Exercise — In your copy, reproduce each entry exactly and include no picture.

*** Opening of Entries supplied ***

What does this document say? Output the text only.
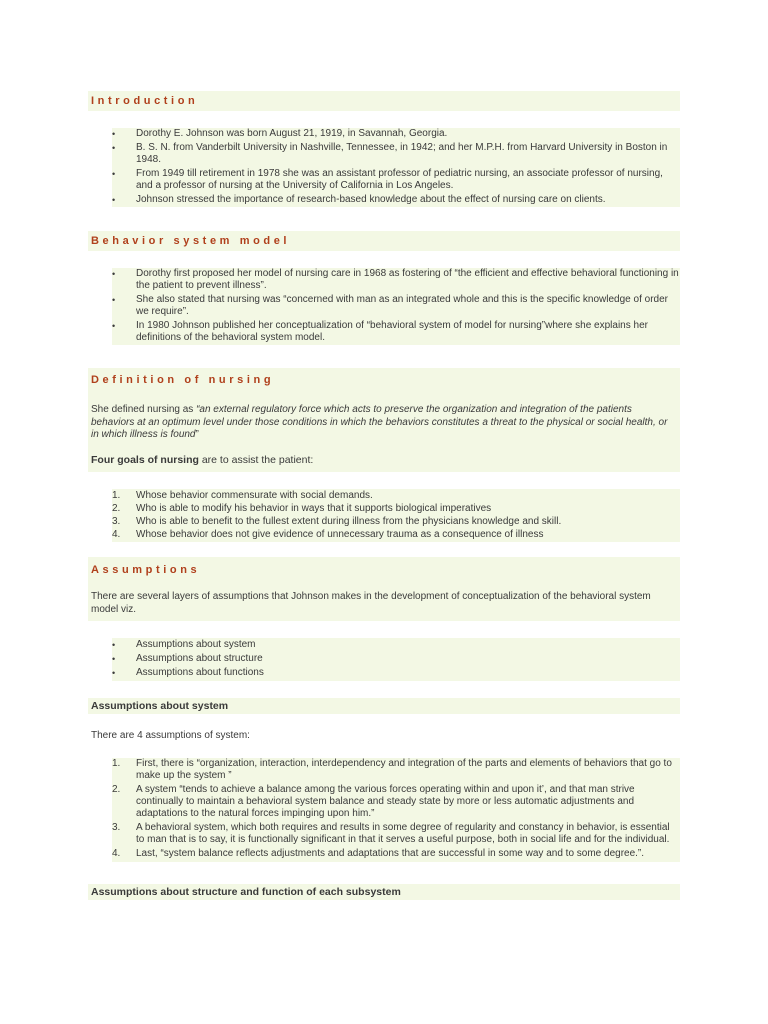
Introduction
•	Dorothy E. Johnson was born August 21, 1919, in Savannah, Georgia.
•	B. S. N. from Vanderbilt University in Nashville, Tennessee, in 1942; and her M.P.H. from Harvard University in Boston in 1948.
•	From 1949 till retirement in 1978 she was an assistant professor of pediatric nursing, an associate professor of nursing, and a professor of nursing at the University of California in Los Angeles.
•	Johnson stressed the importance of research-based knowledge about the effect of nursing care on clients.
Behavior system model
•	Dorothy first proposed her model of nursing care in 1968 as fostering of “the efficient and effective behavioral functioning in the patient to prevent illness”.
•	She also stated that nursing was “concerned with man as an integrated whole and this is the specific knowledge of order we require”.
•	In 1980 Johnson published her conceptualization of “behavioral system of model for nursing”where she explains her definitions of the behavioral system model.
Definition of nursing
She defined nursing as “an external regulatory force which acts to preserve the organization and integration of the patients behaviors at an optimum level under those conditions in which the behaviors constitutes a threat to the physical or social health, or in which illness is found”
Four goals of nursing are to assist the patient:
1.	Whose behavior commensurate with social demands.
2.	Who is able to modify his behavior in ways that it supports biological imperatives
3.	Who is able to benefit to the fullest extent during illness from the physicians knowledge and skill.
4.	Whose behavior does not give evidence of unnecessary trauma as a consequence of illness
Assumptions
There are several layers of assumptions that Johnson makes in the development of conceptualization of the behavioral system model viz.
•	Assumptions about system
•	Assumptions about structure
•	Assumptions about functions
Assumptions about system
There are 4 assumptions of system:
1.	First, there is “organization, interaction, interdependency and integration of the parts and elements of behaviors that go to make up the system ”
2.	A system “tends to achieve a balance among the various forces operating within and upon it’, and that man strive continually to maintain a behavioral system balance and steady state by more or less automatic adjustments and adaptations to the natural forces impinging upon him.”
3.	A behavioral system, which both requires and results in some degree of regularity and constancy in behavior, is essential to man that is to say, it is functionally significant in that it serves a useful purpose, both in social life and for the individual.
4.	Last, “system balance reflects adjustments and adaptations that are successful in some way and to some degree.”.
Assumptions about structure and function of each subsystem
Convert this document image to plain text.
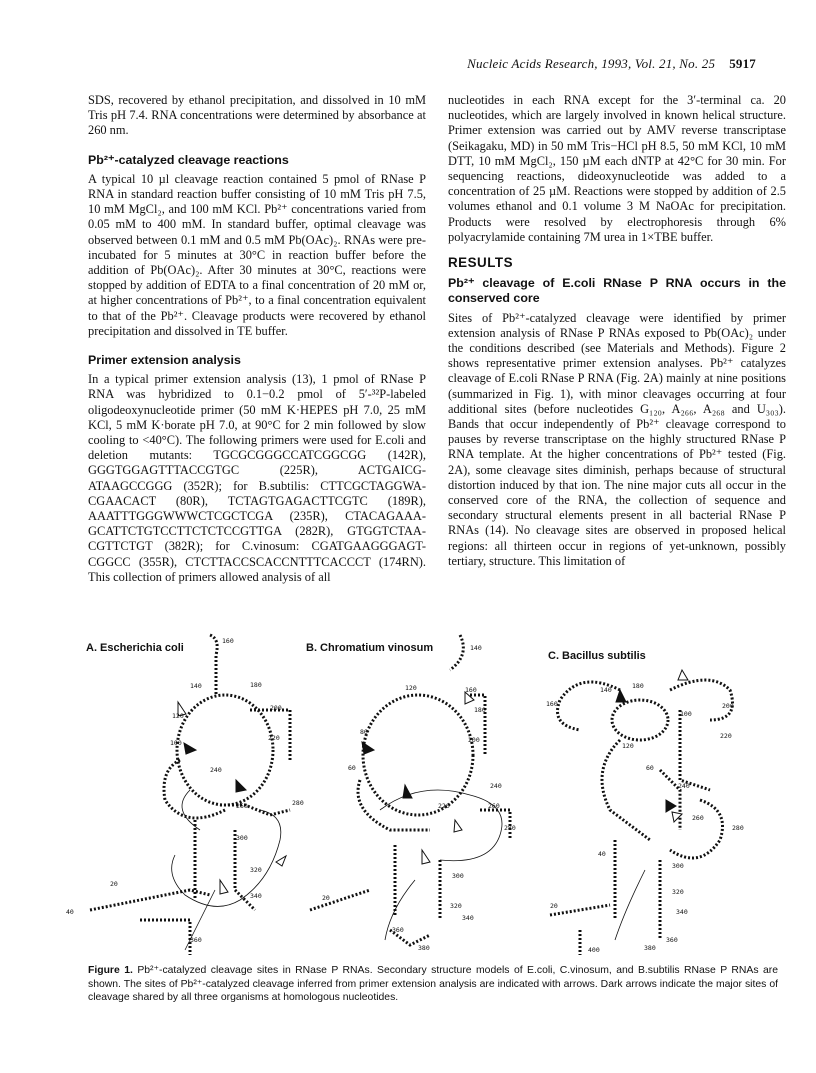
Nucleic Acids Research, 1993, Vol. 21, No. 25 5917

SDS, recovered by ethanol precipitation, and dissolved in 10 mM Tris pH 7.4. RNA concentrations were determined by absorbance at 260 nm.

Pb²⁺-catalyzed cleavage reactions

A typical 10 µl cleavage reaction contained 5 pmol of RNase P RNA in standard reaction buffer consisting of 10 mM Tris pH 7.5, 10 mM MgCl₂, and 100 mM KCl. Pb²⁺ concentrations varied from 0.05 mM to 400 mM. In standard buffer, optimal cleavage was observed between 0.1 mM and 0.5 mM Pb(OAc)₂. RNAs were pre-incubated for 5 minutes at 30°C in reaction buffer before the addition of Pb(OAc)₂. After 30 minutes at 30°C, reactions were stopped by addition of EDTA to a final concentration of 20 mM or, at higher concentrations of Pb²⁺, to a final concentration equivalent to that of the Pb²⁺. Cleavage products were recovered by ethanol precipitation and dissolved in TE buffer.

Primer extension analysis

In a typical primer extension analysis (13), 1 pmol of RNase P RNA was hybridized to 0.1−0.2 pmol of 5′-³²P-labeled oligodeoxynucleotide primer (50 mM K·HEPES pH 7.0, 25 mM KCl, 5 mM K·borate pH 7.0, at 90°C for 2 min followed by slow cooling to <40°C). The following primers were used for E.coli and deletion mutants: TGCGCGGGCCATCGGCGG (142R), GGGTGGAGTTTACCGTGC (225R), ACTGAICG-ATAAGCCGGG (352R); for B.subtilis: CTTCGCTAGGWA-CGAACACT (80R), TCTAGTGAGACTTCGTC (189R), AAATTTGGGWWWCTCGCTCGA (235R), CTACAGAAA-GCATTCTGTCCTTCTCTCCGTTGA (282R), GTGGTCTAA-CGTTCTGT (382R); for C.vinosum: CGATGAAGGGAGT-CGGCC (355R), CTCTTACCSCACCNTTTCACCCT (174RN). This collection of primers allowed analysis of all

nucleotides in each RNA except for the 3′-terminal ca. 20 nucleotides, which are largely involved in known helical structure. Primer extension was carried out by AMV reverse transcriptase (Seikagaku, MD) in 50 mM Tris−HCl pH 8.5, 50 mM KCl, 10 mM DTT, 10 mM MgCl₂, 150 µM each dNTP at 42°C for 30 min. For sequencing reactions, dideoxynucleotide was added to a concentration of 25 µM. Reactions were stopped by addition of 2.5 volumes ethanol and 0.1 volume 3 M NaOAc for precipitation. Products were resolved by electrophoresis through 6% polyacrylamide containing 7M urea in 1×TBE buffer.

RESULTS
Pb²⁺ cleavage of E.coli RNase P RNA occurs in the conserved core

Sites of Pb²⁺-catalyzed cleavage were identified by primer extension analysis of RNase P RNAs exposed to Pb(OAc)₂ under the conditions described (see Materials and Methods). Figure 2 shows representative primer extension analyses. Pb²⁺ catalyzes cleavage of E.coli RNase P RNA (Fig. 2A) mainly at nine positions (summarized in Fig. 1), with minor cleavages occurring at four additional sites (before nucleotides G₁₂₀, A₂₆₆, A₂₆₈ and U₃₀₃). Bands that occur independently of Pb²⁺ cleavage correspond to pauses by reverse transcriptase on the highly structured RNase P RNA template. At the higher concentrations of Pb²⁺ tested (Fig. 2A), some cleavage sites diminish, perhaps because of structural distortion induced by that ion. The nine major cuts all occur in the conserved core of the RNA, the collection of sequence and secondary structural elements present in all bacterial RNase P RNAs (14). No cleavage sites are observed in proposed helical regions: all thirteen occur in regions of yet-unknown, possibly tertiary, structure. This limitation of

A. Escherichia coli	B. Chromatium vinosum
C. Bacillus subtilis
160
140
120
100
180
200
220
240
260	280
300
320
340
360
40
20
140
120	160
80
180
200
60
240
260
280
220
300
320
340
360
380
20
140
160
180
120
100
200
220
60
240
260
280
300
40
320
340
360
380
400
20
Figure 1. Pb²⁺-catalyzed cleavage sites in RNase P RNAs. Secondary structure models of E.coli, C.vinosum, and B.subtilis RNase P RNAs are shown. The sites of Pb²⁺-catalyzed cleavage inferred from primer extension analysis are indicated with arrows. Dark arrows indicate the major sites of cleavage shared by all three organisms at homologous nucleotides.
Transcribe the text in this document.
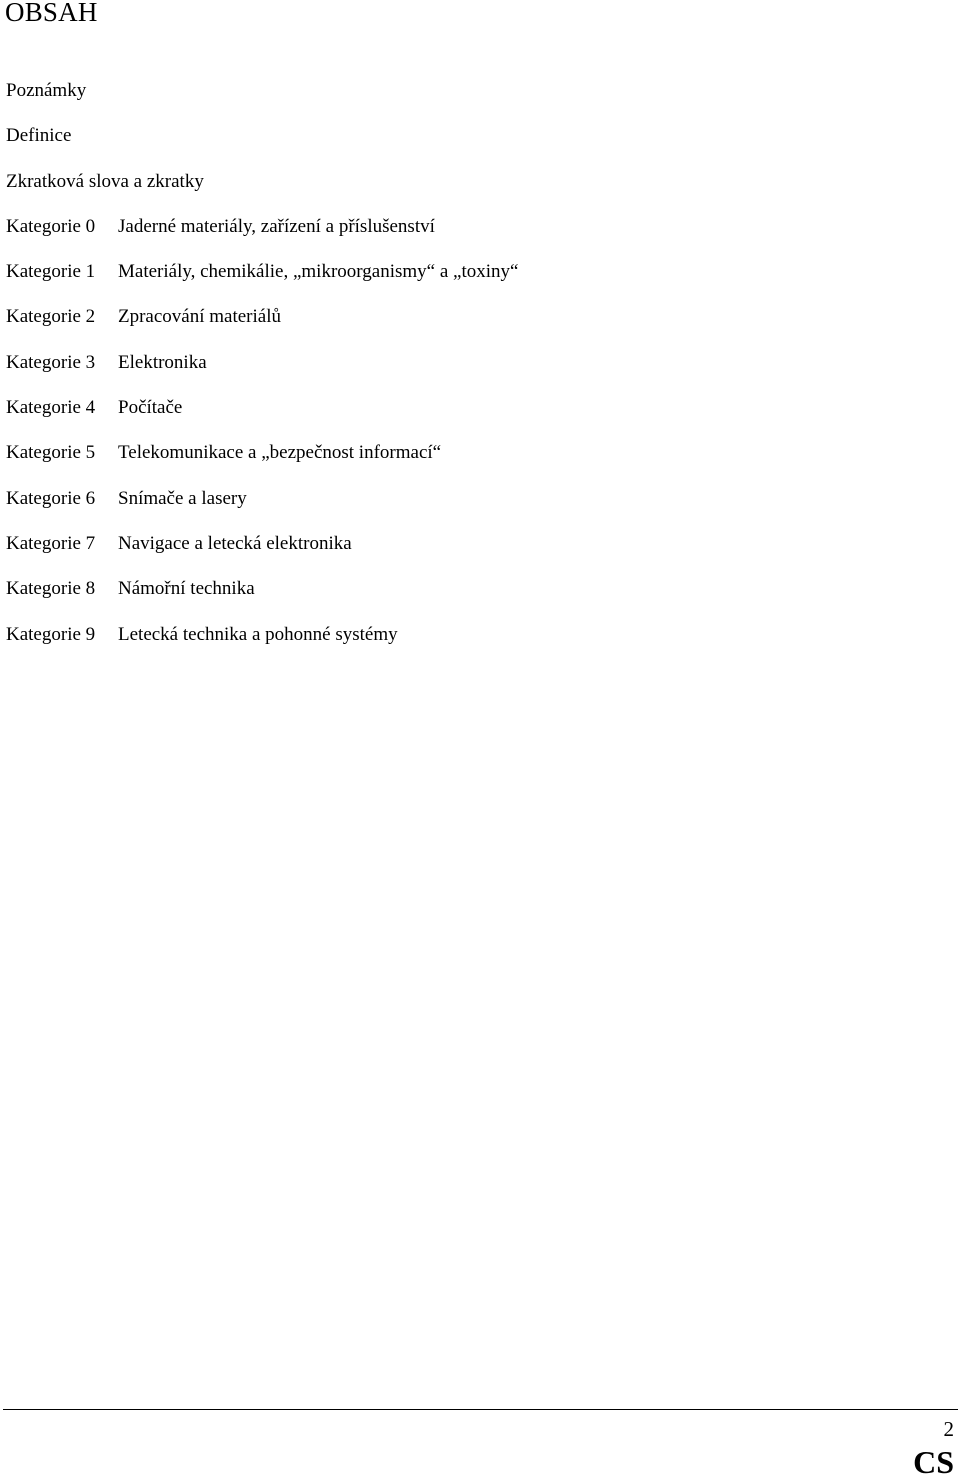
OBSAH
Poznámky
Definice
Zkratková slova a zkratky
Kategorie 0	Jaderné materiály, zařízení a příslušenství
Kategorie 1	Materiály, chemikálie, „mikroorganismy“ a „toxiny“
Kategorie 2	Zpracování materiálů
Kategorie 3	Elektronika
Kategorie 4	Počítače
Kategorie 5	Telekomunikace a „bezpečnost informací“
Kategorie 6	Snímače a lasery
Kategorie 7	Navigace a letecká elektronika
Kategorie 8	Námořní technika
Kategorie 9	Letecká technika a pohonné systémy
2
CS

*** Close of Entries supplied ***

Output for this task —
What does this document say? Output the text only.
Introduction
•	Dorothy E. Johnson was born August 21, 1919, in Savannah, Georgia.
•	B. S. N. from Vanderbilt University in Nashville, Tennessee, in 1942; and her M.P.H. from Harvard University in Boston in 1948.
•	From 1949 till retirement in 1978 she was an assistant professor of pediatric nursing, an associate professor of nursing, and a professor of nursing at the University of California in Los Angeles.
•	Johnson stressed the importance of research-based knowledge about the effect of nursing care on clients.
Behavior system model
•	Dorothy first proposed her model of nursing care in 1968 as fostering of “the efficient and effective behavioral functioning in the patient to prevent illness”.
•	She also stated that nursing was “concerned with man as an integrated whole and this is the specific knowledge of order we require”.
•	In 1980 Johnson published her conceptualization of “behavioral system of model for nursing”where she explains her definitions of the behavioral system model.
Definition of nursing
She defined nursing as “an external regulatory force which acts to preserve the organization and integration of the patients behaviors at an optimum level under those conditions in which the behaviors constitutes a threat to the physical or social health, or in which illness is found”
Four goals of nursing are to assist the patient:
1.	Whose behavior commensurate with social demands.
2.	Who is able to modify his behavior in ways that it supports biological imperatives
3.	Who is able to benefit to the fullest extent during illness from the physicians knowledge and skill.
4.	Whose behavior does not give evidence of unnecessary trauma as a consequence of illness
Assumptions
There are several layers of assumptions that Johnson makes in the development of conceptualization of the behavioral system model viz.
•	Assumptions about system
•	Assumptions about structure
•	Assumptions about functions
Assumptions about system
There are 4 assumptions of system:
1.	First, there is “organization, interaction, interdependency and integration of the parts and elements of behaviors that go to make up the system ”
2.	A system “tends to achieve a balance among the various forces operating within and upon it’, and that man strive continually to maintain a behavioral system balance and steady state by more or less automatic adjustments and adaptations to the natural forces impinging upon him.”
3.	A behavioral system, which both requires and results in some degree of regularity and constancy in behavior, is essential to man that is to say, it is functionally significant in that it serves a useful purpose, both in social life and for the individual.
4.	Last, “system balance reflects adjustments and adaptations that are successful in some way and to some degree.”.
Assumptions about structure and function of each subsystem
Convert this document image to plain text.
Nucleic Acids Research, 1993, Vol. 21, No. 25 5917

SDS, recovered by ethanol precipitation, and dissolved in 10 mM Tris pH 7.4. RNA concentrations were determined by absorbance at 260 nm.

Pb²⁺-catalyzed cleavage reactions

A typical 10 µl cleavage reaction contained 5 pmol of RNase P RNA in standard reaction buffer consisting of 10 mM Tris pH 7.5, 10 mM MgCl₂, and 100 mM KCl. Pb²⁺ concentrations varied from 0.05 mM to 400 mM. In standard buffer, optimal cleavage was observed between 0.1 mM and 0.5 mM Pb(OAc)₂. RNAs were pre-incubated for 5 minutes at 30°C in reaction buffer before the addition of Pb(OAc)₂. After 30 minutes at 30°C, reactions were stopped by addition of EDTA to a final concentration of 20 mM or, at higher concentrations of Pb²⁺, to a final concentration equivalent to that of the Pb²⁺. Cleavage products were recovered by ethanol precipitation and dissolved in TE buffer.

Primer extension analysis

In a typical primer extension analysis (13), 1 pmol of RNase P RNA was hybridized to 0.1−0.2 pmol of 5′-³²P-labeled oligodeoxynucleotide primer (50 mM K·HEPES pH 7.0, 25 mM KCl, 5 mM K·borate pH 7.0, at 90°C for 2 min followed by slow cooling to <40°C). The following primers were used for E.coli and deletion mutants: TGCGCGGGCCATCGGCGG (142R), GGGTGGAGTTTACCGTGC (225R), ACTGAICG-ATAAGCCGGG (352R); for B.subtilis: CTTCGCTAGGWA-CGAACACT (80R), TCTAGTGAGACTTCGTC (189R), AAATTTGGGWWWCTCGCTCGA (235R), CTACAGAAA-GCATTCTGTCCTTCTCTCCGTTGA (282R), GTGGTCTAA-CGTTCTGT (382R); for C.vinosum: CGATGAAGGGAGT-CGGCC (355R), CTCTTACCSCACCNTTTCACCCT (174RN). This collection of primers allowed analysis of all

nucleotides in each RNA except for the 3′-terminal ca. 20 nucleotides, which are largely involved in known helical structure. Primer extension was carried out by AMV reverse transcriptase (Seikagaku, MD) in 50 mM Tris−HCl pH 8.5, 50 mM KCl, 10 mM DTT, 10 mM MgCl₂, 150 µM each dNTP at 42°C for 30 min. For sequencing reactions, dideoxynucleotide was added to a concentration of 25 µM. Reactions were stopped by addition of 2.5 volumes ethanol and 0.1 volume 3 M NaOAc for precipitation. Products were resolved by electrophoresis through 6% polyacrylamide containing 7M urea in 1×TBE buffer.

RESULTS
Pb²⁺ cleavage of E.coli RNase P RNA occurs in the conserved core

Sites of Pb²⁺-catalyzed cleavage were identified by primer extension analysis of RNase P RNAs exposed to Pb(OAc)₂ under the conditions described (see Materials and Methods). Figure 2 shows representative primer extension analyses. Pb²⁺ catalyzes cleavage of E.coli RNase P RNA (Fig. 2A) mainly at nine positions (summarized in Fig. 1), with minor cleavages occurring at four additional sites (before nucleotides G₁₂₀, A₂₆₆, A₂₆₈ and U₃₀₃). Bands that occur independently of Pb²⁺ cleavage correspond to pauses by reverse transcriptase on the highly structured RNase P RNA template. At the higher concentrations of Pb²⁺ tested (Fig. 2A), some cleavage sites diminish, perhaps because of structural distortion induced by that ion. The nine major cuts all occur in the conserved core of the RNA, the collection of sequence and secondary structural elements present in all bacterial RNase P RNAs (14). No cleavage sites are observed in proposed helical regions: all thirteen occur in regions of yet-unknown, possibly tertiary, structure. This limitation of

A. Escherichia coli	B. Chromatium vinosum
C. Bacillus subtilis
160
140
120
100
180
200
220
240
260	280
300
320
340
360
40
20
140
120	160
80
180
200
60
240
260
280
220
300
320
340
360
380
20
140
160
180
120
100
200
220
60
240
260
280
300
40
320
340
360
380
400
20
Figure 1. Pb²⁺-catalyzed cleavage sites in RNase P RNAs. Secondary structure models of E.coli, C.vinosum, and B.subtilis RNase P RNAs are shown. The sites of Pb²⁺-catalyzed cleavage inferred from primer extension analysis are indicated with arrows. Dark arrows indicate the major sites of cleavage shared by all three organisms at homologous nucleotides.
Transcribe the text in this document.
OBSAH
Poznámky
Definice
Zkratková slova a zkratky
Kategorie 0	Jaderné materiály, zařízení a příslušenství
Kategorie 1	Materiály, chemikálie, „mikroorganismy“ a „toxiny“
Kategorie 2	Zpracování materiálů
Kategorie 3	Elektronika
Kategorie 4	Počítače
Kategorie 5	Telekomunikace a „bezpečnost informací“
Kategorie 6	Snímače a lasery
Kategorie 7	Navigace a letecká elektronika
Kategorie 8	Námořní technika
Kategorie 9	Letecká technika a pohonné systémy
2
CS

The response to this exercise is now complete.